Stated problem ::
Scan the data below for the string "Walkway". Show every line where it turns up.

-- start of Records to process --

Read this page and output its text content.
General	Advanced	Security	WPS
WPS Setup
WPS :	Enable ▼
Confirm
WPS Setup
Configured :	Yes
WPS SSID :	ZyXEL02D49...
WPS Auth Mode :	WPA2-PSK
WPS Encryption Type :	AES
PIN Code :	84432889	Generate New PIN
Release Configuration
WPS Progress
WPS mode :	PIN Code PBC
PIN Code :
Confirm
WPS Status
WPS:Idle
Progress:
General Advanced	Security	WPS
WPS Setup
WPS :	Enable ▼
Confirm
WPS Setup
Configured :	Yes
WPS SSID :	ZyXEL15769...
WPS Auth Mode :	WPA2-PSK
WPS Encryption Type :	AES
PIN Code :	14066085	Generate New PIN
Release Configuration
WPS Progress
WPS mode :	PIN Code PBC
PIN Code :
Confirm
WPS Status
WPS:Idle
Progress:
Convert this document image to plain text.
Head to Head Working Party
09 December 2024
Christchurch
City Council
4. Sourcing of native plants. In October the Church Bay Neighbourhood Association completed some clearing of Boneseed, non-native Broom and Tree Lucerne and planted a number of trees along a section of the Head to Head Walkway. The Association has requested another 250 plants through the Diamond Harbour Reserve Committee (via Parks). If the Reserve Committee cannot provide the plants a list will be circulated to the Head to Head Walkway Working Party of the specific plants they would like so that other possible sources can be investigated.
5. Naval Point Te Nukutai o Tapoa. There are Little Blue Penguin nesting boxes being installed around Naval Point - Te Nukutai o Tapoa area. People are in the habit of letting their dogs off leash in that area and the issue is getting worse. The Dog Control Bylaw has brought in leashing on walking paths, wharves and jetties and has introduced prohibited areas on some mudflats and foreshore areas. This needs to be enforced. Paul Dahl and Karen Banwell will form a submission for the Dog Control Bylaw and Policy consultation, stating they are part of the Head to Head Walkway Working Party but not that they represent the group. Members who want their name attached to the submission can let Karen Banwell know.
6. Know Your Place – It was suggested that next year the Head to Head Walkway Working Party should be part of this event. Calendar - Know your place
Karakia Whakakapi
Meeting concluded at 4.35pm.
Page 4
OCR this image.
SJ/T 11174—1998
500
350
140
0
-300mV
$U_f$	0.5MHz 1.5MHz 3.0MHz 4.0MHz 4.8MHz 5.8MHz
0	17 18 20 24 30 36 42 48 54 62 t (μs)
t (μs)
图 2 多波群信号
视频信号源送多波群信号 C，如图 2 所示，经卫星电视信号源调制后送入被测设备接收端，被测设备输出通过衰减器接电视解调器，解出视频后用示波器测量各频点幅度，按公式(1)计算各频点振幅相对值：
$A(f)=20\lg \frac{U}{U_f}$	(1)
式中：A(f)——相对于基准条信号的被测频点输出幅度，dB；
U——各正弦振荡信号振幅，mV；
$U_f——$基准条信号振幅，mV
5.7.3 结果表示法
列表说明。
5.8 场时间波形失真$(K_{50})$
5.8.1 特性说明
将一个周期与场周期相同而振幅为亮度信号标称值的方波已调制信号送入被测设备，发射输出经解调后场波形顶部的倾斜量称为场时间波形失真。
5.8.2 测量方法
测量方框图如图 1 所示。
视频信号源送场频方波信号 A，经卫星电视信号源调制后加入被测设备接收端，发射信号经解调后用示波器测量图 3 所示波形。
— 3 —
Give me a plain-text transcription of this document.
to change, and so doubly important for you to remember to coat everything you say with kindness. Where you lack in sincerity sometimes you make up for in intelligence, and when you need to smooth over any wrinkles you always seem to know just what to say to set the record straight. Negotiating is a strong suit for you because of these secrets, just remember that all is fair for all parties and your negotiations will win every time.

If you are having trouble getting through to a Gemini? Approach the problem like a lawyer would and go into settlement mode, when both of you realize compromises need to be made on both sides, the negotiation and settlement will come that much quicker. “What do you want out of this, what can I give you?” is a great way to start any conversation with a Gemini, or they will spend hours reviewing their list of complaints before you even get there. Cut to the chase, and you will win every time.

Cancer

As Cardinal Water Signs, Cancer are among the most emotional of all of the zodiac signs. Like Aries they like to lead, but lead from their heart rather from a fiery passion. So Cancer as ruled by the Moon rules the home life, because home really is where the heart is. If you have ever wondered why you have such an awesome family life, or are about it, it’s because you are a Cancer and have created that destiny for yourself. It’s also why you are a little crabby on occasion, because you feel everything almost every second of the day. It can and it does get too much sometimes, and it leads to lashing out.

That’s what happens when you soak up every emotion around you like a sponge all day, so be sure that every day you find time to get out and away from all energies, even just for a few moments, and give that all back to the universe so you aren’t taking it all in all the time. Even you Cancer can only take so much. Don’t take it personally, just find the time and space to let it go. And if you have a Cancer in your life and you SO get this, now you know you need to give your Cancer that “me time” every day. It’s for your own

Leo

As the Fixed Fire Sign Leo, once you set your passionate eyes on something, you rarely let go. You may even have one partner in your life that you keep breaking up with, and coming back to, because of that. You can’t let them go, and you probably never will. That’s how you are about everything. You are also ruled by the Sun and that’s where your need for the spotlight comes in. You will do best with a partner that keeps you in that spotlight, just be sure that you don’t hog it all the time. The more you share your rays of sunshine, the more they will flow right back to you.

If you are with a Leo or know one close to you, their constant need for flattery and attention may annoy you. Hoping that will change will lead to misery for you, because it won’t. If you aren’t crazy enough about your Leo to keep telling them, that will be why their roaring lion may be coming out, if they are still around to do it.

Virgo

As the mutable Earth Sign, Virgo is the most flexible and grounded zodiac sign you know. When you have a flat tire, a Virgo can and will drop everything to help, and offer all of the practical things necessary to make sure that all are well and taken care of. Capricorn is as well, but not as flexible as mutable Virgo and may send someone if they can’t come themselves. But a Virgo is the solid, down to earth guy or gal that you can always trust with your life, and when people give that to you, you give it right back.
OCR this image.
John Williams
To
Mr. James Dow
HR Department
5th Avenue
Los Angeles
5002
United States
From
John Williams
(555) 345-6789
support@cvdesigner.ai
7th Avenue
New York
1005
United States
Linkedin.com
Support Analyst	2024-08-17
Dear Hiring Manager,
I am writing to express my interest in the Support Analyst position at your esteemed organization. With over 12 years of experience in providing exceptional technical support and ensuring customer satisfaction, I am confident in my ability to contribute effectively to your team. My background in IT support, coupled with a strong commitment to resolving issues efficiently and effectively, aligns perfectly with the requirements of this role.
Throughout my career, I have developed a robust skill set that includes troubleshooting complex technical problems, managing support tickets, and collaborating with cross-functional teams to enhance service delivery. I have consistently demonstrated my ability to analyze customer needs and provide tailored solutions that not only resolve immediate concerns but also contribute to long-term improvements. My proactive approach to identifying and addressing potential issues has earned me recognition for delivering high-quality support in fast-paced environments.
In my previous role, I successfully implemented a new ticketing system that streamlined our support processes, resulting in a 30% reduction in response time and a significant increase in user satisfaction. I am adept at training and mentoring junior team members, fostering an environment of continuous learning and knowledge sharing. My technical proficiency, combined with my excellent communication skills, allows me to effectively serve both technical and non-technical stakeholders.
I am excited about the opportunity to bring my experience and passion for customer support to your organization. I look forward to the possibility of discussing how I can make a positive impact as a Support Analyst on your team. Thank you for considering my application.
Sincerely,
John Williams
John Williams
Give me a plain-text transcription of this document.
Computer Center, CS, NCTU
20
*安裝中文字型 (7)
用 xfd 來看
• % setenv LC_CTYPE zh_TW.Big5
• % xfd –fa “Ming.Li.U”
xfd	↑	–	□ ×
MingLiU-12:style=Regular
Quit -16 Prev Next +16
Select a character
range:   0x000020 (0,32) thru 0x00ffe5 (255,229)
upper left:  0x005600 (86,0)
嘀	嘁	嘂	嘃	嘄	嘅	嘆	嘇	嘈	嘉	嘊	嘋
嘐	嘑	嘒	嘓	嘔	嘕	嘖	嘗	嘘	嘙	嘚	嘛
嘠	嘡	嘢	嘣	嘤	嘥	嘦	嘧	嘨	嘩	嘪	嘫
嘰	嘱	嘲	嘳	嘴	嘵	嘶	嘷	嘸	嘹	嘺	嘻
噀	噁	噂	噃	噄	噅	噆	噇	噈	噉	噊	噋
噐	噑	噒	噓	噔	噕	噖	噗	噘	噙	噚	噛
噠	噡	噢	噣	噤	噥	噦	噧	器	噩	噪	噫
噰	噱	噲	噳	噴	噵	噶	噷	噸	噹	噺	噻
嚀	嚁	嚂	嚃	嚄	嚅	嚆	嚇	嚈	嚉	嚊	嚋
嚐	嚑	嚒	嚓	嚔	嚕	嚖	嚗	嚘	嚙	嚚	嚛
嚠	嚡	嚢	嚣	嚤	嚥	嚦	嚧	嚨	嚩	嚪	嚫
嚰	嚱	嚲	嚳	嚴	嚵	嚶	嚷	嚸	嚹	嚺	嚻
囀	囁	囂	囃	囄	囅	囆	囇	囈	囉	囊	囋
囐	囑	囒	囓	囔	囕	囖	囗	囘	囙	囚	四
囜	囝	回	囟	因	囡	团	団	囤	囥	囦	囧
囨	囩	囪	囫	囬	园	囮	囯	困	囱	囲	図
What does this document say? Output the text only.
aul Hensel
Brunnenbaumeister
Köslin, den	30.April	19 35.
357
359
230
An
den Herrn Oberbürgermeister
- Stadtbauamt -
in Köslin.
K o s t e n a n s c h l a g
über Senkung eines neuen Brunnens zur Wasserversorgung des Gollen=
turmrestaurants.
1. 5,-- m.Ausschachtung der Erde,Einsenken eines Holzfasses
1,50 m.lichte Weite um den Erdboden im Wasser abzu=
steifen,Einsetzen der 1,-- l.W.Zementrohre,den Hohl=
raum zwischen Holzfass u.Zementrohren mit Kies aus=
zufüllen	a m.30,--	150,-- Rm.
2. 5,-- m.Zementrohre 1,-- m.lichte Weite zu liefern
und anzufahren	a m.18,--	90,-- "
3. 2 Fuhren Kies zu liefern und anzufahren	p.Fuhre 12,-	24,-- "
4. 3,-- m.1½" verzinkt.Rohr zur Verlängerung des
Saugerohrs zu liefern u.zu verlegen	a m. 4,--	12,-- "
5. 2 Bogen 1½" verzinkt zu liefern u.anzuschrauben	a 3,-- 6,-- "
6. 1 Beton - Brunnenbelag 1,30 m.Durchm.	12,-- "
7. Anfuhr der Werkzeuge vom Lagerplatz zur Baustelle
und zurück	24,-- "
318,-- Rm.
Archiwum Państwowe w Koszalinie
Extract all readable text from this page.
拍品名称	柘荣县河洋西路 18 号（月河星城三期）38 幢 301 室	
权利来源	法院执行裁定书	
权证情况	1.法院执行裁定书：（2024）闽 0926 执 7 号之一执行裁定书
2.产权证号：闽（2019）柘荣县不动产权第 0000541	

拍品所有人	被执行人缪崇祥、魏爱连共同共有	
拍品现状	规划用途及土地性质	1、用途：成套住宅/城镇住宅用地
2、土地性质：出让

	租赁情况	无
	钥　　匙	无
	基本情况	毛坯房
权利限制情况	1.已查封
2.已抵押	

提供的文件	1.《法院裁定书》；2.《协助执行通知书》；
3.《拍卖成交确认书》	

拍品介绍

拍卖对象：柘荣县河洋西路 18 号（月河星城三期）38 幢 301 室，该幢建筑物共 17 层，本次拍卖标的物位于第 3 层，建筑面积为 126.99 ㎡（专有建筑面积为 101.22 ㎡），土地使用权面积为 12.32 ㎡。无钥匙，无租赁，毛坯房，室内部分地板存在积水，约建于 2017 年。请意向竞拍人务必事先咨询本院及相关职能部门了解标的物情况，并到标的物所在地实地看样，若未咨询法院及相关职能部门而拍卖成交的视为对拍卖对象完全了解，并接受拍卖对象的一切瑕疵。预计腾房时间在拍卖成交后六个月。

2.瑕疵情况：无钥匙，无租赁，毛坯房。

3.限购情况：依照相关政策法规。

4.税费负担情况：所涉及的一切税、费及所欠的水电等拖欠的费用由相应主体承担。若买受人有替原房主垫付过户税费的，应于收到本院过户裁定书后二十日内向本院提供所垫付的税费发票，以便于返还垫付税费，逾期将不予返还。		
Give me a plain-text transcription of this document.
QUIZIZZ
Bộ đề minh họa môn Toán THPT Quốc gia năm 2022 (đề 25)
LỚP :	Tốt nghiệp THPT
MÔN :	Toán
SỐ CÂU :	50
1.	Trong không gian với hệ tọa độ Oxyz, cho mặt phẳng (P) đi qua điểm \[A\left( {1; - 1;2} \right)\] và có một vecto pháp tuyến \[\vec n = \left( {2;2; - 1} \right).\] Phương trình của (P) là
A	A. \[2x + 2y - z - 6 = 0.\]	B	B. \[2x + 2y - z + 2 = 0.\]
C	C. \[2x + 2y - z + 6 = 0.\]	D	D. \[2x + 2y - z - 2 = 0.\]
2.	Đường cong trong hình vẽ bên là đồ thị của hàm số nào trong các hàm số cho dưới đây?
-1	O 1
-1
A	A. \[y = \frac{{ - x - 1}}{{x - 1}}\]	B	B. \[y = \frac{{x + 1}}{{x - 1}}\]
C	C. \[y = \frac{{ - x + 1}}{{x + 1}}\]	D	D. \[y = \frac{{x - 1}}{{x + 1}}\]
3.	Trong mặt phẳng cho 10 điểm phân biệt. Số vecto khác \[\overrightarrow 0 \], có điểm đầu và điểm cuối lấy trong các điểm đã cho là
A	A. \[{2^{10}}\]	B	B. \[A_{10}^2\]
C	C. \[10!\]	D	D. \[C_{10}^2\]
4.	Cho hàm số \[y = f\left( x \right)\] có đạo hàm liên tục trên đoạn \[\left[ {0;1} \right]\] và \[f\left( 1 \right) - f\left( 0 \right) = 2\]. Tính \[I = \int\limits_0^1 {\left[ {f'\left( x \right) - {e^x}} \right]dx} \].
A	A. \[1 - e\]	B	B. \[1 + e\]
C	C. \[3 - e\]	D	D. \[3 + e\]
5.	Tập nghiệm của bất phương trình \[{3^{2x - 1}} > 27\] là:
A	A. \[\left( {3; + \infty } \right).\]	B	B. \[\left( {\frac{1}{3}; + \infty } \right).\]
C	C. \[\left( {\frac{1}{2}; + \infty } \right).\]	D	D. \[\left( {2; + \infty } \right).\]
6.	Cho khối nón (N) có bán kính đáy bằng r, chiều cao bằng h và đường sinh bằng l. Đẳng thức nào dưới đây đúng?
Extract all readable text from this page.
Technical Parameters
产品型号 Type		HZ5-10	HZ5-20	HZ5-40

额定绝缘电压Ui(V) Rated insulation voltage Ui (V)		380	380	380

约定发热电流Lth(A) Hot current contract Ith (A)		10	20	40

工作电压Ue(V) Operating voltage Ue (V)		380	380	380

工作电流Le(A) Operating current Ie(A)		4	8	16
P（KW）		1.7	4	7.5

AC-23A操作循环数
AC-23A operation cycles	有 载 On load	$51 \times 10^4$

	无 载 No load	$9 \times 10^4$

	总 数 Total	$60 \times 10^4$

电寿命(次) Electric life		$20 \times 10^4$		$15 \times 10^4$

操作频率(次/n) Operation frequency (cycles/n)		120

-- end of Records to process --

Solution ::
4. Sourcing of native plants. In October the Church Bay Neighbourhood Association completed some clearing of Boneseed, non-native Broom and Tree Lucerne and planted a number of trees along a section of the Head to Head Walkway. The Association has requested another 250 plants through the Diamond Harbour Reserve Committee (via Parks). If the Reserve Committee cannot provide the plants a list will be circulated to the Head to Head Walkway Working Party of the specific plants they would like so that other possible sources can be investigated.
5. Naval Point Te Nukutai o Tapoa. There are Little Blue Penguin nesting boxes being installed around Naval Point - Te Nukutai o Tapoa area. People are in the habit of letting their dogs off leash in that area and the issue is getting worse. The Dog Control Bylaw has brought in leashing on walking paths, wharves and jetties and has introduced prohibited areas on some mudflats and foreshore areas. This needs to be enforced. Paul Dahl and Karen Banwell will form a submission for the Dog Control Bylaw and Policy consultation, stating they are part of the Head to Head Walkway Working Party but not that they represent the group. Members who want their name attached to the submission can let Karen Banwell know.
6. Know Your Place – It was suggested that next year the Head to Head Walkway Working Party should be part of this event. Calendar - Know your place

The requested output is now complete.